= WRITTEN EXERCISE =
Write out every entry exactly as it stands.

= THE DATA =
=-=-=-=-=
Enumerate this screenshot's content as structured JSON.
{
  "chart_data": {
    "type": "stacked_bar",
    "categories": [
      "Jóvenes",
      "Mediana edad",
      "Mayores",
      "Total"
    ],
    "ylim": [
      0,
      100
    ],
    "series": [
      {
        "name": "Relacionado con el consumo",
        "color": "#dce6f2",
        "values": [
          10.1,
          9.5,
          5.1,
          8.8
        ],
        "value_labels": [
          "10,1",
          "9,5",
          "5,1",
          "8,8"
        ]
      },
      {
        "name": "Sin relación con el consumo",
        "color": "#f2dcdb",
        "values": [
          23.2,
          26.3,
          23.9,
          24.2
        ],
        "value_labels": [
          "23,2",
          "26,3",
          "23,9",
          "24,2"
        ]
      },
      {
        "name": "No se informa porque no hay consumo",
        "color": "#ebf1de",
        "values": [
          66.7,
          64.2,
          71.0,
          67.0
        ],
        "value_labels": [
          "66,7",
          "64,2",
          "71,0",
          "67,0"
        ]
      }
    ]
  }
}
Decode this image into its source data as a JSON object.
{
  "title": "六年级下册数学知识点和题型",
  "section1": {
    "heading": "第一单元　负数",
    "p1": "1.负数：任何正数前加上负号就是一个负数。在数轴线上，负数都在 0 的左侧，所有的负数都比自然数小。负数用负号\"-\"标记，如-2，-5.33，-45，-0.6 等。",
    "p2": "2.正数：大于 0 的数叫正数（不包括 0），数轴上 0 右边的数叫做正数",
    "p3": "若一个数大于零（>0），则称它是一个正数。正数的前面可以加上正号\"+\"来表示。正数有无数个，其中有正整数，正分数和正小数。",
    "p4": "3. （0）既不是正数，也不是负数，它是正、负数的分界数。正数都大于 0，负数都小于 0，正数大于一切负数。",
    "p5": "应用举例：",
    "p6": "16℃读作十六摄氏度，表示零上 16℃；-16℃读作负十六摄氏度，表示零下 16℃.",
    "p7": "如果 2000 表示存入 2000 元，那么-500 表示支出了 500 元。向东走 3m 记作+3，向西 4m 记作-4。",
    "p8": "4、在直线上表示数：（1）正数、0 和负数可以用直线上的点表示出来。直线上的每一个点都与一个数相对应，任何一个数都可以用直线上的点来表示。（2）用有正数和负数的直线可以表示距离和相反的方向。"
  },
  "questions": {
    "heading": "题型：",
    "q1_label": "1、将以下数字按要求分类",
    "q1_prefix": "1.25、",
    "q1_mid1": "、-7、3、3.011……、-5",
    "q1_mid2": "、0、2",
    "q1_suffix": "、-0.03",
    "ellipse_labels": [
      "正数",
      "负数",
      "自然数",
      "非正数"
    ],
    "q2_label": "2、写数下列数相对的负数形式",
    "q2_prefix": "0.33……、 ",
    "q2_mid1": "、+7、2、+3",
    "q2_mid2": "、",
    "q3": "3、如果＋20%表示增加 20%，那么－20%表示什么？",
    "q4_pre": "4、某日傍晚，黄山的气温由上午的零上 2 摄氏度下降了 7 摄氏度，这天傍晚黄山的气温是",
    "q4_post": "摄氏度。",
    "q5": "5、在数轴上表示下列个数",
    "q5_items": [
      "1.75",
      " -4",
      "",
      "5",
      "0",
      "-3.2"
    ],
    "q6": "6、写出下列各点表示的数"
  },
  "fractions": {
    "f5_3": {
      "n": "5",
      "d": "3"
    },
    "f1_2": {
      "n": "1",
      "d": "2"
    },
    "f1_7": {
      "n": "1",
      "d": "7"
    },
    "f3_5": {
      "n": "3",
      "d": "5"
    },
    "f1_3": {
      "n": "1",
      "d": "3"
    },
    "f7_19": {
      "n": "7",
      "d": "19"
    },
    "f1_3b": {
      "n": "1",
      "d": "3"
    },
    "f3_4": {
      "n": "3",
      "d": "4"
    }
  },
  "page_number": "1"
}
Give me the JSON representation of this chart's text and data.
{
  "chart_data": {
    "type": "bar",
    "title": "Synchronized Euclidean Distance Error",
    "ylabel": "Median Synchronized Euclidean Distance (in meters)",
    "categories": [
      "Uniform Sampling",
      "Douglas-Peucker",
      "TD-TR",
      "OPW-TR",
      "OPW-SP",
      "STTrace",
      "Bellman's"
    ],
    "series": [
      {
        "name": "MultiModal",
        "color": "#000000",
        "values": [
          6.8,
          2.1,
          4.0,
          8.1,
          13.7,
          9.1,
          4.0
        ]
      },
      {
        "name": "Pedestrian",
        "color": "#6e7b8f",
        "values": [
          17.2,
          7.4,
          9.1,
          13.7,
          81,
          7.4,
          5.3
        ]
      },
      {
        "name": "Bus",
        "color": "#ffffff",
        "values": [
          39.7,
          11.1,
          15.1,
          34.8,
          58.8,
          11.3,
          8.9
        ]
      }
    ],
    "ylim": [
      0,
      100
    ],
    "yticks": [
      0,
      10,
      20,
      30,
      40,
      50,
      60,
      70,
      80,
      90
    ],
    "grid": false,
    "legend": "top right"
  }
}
=-=-=-=-=
= SOLUTION =
Enumerate this screenshot's content as structured JSON.
{
  "chart_data": {
    "type": "stacked_bar",
    "categories": [
      "Jóvenes",
      "Mediana edad",
      "Mayores",
      "Total"
    ],
    "ylim": [
      0,
      100
    ],
    "series": [
      {
        "name": "Relacionado con el consumo",
        "color": "#dce6f2",
        "values": [
          10.1,
          9.5,
          5.1,
          8.8
        ],
        "value_labels": [
          "10,1",
          "9,5",
          "5,1",
          "8,8"
        ]
      },
      {
        "name": "Sin relación con el consumo",
        "color": "#f2dcdb",
        "values": [
          23.2,
          26.3,
          23.9,
          24.2
        ],
        "value_labels": [
          "23,2",
          "26,3",
          "23,9",
          "24,2"
        ]
      },
      {
        "name": "No se informa porque no hay consumo",
        "color": "#ebf1de",
        "values": [
          66.7,
          64.2,
          71.0,
          67.0
        ],
        "value_labels": [
          "66,7",
          "64,2",
          "71,0",
          "67,0"
        ]
      }
    ]
  }
}
Decode this image into its source data as a JSON object.
{
  "title": "六年级下册数学知识点和题型",
  "section1": {
    "heading": "第一单元　负数",
    "p1": "1.负数：任何正数前加上负号就是一个负数。在数轴线上，负数都在 0 的左侧，所有的负数都比自然数小。负数用负号\"-\"标记，如-2，-5.33，-45，-0.6 等。",
    "p2": "2.正数：大于 0 的数叫正数（不包括 0），数轴上 0 右边的数叫做正数",
    "p3": "若一个数大于零（>0），则称它是一个正数。正数的前面可以加上正号\"+\"来表示。正数有无数个，其中有正整数，正分数和正小数。",
    "p4": "3. （0）既不是正数，也不是负数，它是正、负数的分界数。正数都大于 0，负数都小于 0，正数大于一切负数。",
    "p5": "应用举例：",
    "p6": "16℃读作十六摄氏度，表示零上 16℃；-16℃读作负十六摄氏度，表示零下 16℃.",
    "p7": "如果 2000 表示存入 2000 元，那么-500 表示支出了 500 元。向东走 3m 记作+3，向西 4m 记作-4。",
    "p8": "4、在直线上表示数：（1）正数、0 和负数可以用直线上的点表示出来。直线上的每一个点都与一个数相对应，任何一个数都可以用直线上的点来表示。（2）用有正数和负数的直线可以表示距离和相反的方向。"
  },
  "questions": {
    "heading": "题型：",
    "q1_label": "1、将以下数字按要求分类",
    "q1_prefix": "1.25、",
    "q1_mid1": "、-7、3、3.011……、-5",
    "q1_mid2": "、0、2",
    "q1_suffix": "、-0.03",
    "ellipse_labels": [
      "正数",
      "负数",
      "自然数",
      "非正数"
    ],
    "q2_label": "2、写数下列数相对的负数形式",
    "q2_prefix": "0.33……、 ",
    "q2_mid1": "、+7、2、+3",
    "q2_mid2": "、",
    "q3": "3、如果＋20%表示增加 20%，那么－20%表示什么？",
    "q4_pre": "4、某日傍晚，黄山的气温由上午的零上 2 摄氏度下降了 7 摄氏度，这天傍晚黄山的气温是",
    "q4_post": "摄氏度。",
    "q5": "5、在数轴上表示下列个数",
    "q5_items": [
      "1.75",
      " -4",
      "",
      "5",
      "0",
      "-3.2"
    ],
    "q6": "6、写出下列各点表示的数"
  },
  "fractions": {
    "f5_3": {
      "n": "5",
      "d": "3"
    },
    "f1_2": {
      "n": "1",
      "d": "2"
    },
    "f1_7": {
      "n": "1",
      "d": "7"
    },
    "f3_5": {
      "n": "3",
      "d": "5"
    },
    "f1_3": {
      "n": "1",
      "d": "3"
    },
    "f7_19": {
      "n": "7",
      "d": "19"
    },
    "f1_3b": {
      "n": "1",
      "d": "3"
    },
    "f3_4": {
      "n": "3",
      "d": "4"
    }
  },
  "page_number": "1"
}
Give me the JSON representation of this chart's text and data.
{
  "chart_data": {
    "type": "bar",
    "title": "Synchronized Euclidean Distance Error",
    "ylabel": "Median Synchronized Euclidean Distance (in meters)",
    "categories": [
      "Uniform Sampling",
      "Douglas-Peucker",
      "TD-TR",
      "OPW-TR",
      "OPW-SP",
      "STTrace",
      "Bellman's"
    ],
    "series": [
      {
        "name": "MultiModal",
        "color": "#000000",
        "values": [
          6.8,
          2.1,
          4.0,
          8.1,
          13.7,
          9.1,
          4.0
        ]
      },
      {
        "name": "Pedestrian",
        "color": "#6e7b8f",
        "values": [
          17.2,
          7.4,
          9.1,
          13.7,
          81,
          7.4,
          5.3
        ]
      },
      {
        "name": "Bus",
        "color": "#ffffff",
        "values": [
          39.7,
          11.1,
          15.1,
          34.8,
          58.8,
          11.3,
          8.9
        ]
      }
    ],
    "ylim": [
      0,
      100
    ],
    "yticks": [
      0,
      10,
      20,
      30,
      40,
      50,
      60,
      70,
      80,
      90
    ],
    "grid": false,
    "legend": "top right"
  }
}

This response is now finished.